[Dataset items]
-------------------------

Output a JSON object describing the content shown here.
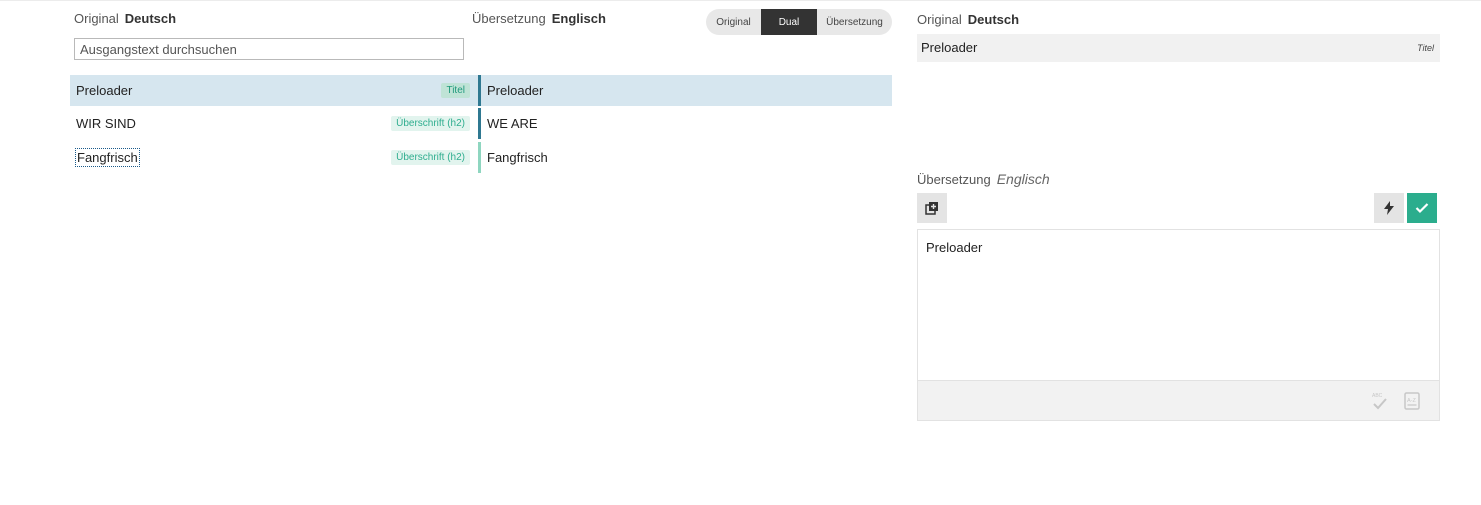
{
  "left_header": {
    "original_label": "Original",
    "original_lang": "Deutsch",
    "translation_label": "Übersetzung",
    "translation_lang": "Englisch"
  },
  "view_modes": [
    "Original",
    "Dual",
    "Übersetzung"
  ],
  "active_view_mode": "Dual",
  "search": {
    "placeholder": "Ausgangstext durchsuchen",
    "value": ""
  },
  "segments": [
    {
      "source": "Preloader",
      "tag": "Titel",
      "target": "Preloader",
      "selected": true
    },
    {
      "source": "WIR SIND",
      "tag": "Überschrift (h2)",
      "target": "WE ARE",
      "selected": false
    },
    {
      "source": "Fangfrisch",
      "tag": "Überschrift (h2)",
      "target": "Fangfrisch",
      "selected": false
    }
  ],
  "right_panel": {
    "original_label": "Original",
    "original_lang": "Deutsch",
    "original_text": "Preloader",
    "original_type": "Titel",
    "translation_label": "Übersetzung",
    "translation_lang": "Englisch",
    "translation_text": "Preloader"
  },
  "icons": {
    "copy": "copy-source-icon",
    "machine_translate": "lightning-icon",
    "confirm": "checkmark-icon",
    "spellcheck": "spellcheck-icon",
    "glossary": "glossary-az-icon"
  },
  "colors": {
    "accent_green": "#2bad8d",
    "selected_row": "#d6e6ef",
    "active_mode": "#333333",
    "tag_text": "#2fae8f"
  }
}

-------------------------

▸ PROBLEM DESCRIPTION
Go through the entries above and pull out each line with "Fangfrisch" in it.

▸ PROBLEM SOLUTION
      "source": "Fangfrisch",
      "target": "Fangfrisch",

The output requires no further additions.